Set problem – How many of the lines here include "discipline"? Answer with a single number.

[Extracts from a graphics dataset]
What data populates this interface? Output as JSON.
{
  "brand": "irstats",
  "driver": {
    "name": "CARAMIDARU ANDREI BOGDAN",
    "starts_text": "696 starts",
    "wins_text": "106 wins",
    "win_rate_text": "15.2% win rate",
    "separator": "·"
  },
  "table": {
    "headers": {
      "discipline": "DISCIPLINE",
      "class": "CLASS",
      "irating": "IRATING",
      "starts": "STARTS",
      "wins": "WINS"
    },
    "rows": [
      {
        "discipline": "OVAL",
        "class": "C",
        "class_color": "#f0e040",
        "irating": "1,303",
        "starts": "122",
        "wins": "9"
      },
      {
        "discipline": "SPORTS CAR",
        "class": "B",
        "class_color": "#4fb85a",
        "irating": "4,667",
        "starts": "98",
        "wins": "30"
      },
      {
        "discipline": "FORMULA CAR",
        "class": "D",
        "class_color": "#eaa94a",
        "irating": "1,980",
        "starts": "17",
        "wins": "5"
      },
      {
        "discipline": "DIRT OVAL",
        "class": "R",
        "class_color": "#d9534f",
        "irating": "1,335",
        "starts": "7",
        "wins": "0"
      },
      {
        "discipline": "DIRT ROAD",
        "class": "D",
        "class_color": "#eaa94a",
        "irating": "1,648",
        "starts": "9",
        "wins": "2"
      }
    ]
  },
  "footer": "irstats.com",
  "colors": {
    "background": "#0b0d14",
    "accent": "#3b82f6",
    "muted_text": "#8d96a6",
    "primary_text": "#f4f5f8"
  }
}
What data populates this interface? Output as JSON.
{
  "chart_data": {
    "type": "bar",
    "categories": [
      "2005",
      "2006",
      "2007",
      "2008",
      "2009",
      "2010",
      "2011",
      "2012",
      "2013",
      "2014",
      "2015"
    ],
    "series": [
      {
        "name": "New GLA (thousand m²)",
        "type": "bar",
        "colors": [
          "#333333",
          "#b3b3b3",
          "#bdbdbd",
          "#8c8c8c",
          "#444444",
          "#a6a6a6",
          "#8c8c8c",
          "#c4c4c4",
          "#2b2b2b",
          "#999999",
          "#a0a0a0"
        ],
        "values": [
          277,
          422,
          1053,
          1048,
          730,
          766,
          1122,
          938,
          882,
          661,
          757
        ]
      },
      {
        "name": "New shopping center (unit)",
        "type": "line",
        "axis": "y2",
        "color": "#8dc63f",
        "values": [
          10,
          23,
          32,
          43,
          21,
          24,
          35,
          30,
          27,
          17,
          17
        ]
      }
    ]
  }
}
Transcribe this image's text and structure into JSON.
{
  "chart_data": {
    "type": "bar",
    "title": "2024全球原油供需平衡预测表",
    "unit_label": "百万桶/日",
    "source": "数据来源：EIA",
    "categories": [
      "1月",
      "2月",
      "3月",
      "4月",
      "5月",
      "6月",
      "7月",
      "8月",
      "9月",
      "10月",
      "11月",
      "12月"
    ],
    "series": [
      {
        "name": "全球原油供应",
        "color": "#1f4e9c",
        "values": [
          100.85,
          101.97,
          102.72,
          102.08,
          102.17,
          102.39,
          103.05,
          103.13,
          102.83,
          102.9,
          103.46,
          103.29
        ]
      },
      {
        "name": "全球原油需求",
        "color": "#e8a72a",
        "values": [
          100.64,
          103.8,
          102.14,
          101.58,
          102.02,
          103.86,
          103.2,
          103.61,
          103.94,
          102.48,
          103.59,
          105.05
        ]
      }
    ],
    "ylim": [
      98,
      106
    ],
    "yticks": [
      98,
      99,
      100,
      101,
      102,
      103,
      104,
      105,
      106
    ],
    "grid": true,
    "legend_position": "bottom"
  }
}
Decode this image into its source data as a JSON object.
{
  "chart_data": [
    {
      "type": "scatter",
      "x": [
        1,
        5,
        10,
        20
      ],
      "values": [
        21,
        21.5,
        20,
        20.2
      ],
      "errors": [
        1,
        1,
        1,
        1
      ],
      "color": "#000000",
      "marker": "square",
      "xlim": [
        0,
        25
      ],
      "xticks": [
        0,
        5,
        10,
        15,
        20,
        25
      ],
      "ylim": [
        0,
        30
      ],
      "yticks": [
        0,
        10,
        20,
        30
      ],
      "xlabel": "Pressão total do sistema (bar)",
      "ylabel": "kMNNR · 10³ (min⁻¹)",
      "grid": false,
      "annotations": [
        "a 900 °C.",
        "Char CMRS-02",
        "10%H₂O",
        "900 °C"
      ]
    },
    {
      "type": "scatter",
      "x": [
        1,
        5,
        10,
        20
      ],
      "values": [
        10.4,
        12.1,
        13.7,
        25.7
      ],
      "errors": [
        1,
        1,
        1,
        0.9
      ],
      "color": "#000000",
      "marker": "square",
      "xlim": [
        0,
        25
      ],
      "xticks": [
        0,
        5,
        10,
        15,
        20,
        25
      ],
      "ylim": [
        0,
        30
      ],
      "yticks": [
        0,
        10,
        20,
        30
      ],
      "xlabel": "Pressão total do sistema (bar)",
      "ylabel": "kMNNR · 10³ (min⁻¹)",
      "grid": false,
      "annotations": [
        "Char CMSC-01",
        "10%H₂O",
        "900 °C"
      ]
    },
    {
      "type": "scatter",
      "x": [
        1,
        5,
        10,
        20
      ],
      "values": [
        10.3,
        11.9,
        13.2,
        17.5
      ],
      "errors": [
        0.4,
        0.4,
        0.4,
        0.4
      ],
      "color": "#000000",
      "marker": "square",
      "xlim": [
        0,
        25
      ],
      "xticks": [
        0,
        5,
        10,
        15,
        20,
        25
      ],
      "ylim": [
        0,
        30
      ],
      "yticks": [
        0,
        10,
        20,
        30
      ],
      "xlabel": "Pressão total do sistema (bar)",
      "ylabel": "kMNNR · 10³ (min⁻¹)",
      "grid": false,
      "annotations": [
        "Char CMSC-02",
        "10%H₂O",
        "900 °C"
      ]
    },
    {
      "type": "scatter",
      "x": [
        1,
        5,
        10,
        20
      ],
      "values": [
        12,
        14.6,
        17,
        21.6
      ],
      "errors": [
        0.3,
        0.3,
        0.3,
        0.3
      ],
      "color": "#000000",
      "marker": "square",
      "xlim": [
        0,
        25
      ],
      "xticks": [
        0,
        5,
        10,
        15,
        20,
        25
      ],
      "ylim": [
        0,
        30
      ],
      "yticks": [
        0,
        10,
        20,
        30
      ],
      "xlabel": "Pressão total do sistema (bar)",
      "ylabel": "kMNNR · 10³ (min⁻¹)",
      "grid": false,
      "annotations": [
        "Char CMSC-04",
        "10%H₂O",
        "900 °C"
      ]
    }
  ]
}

The output – 6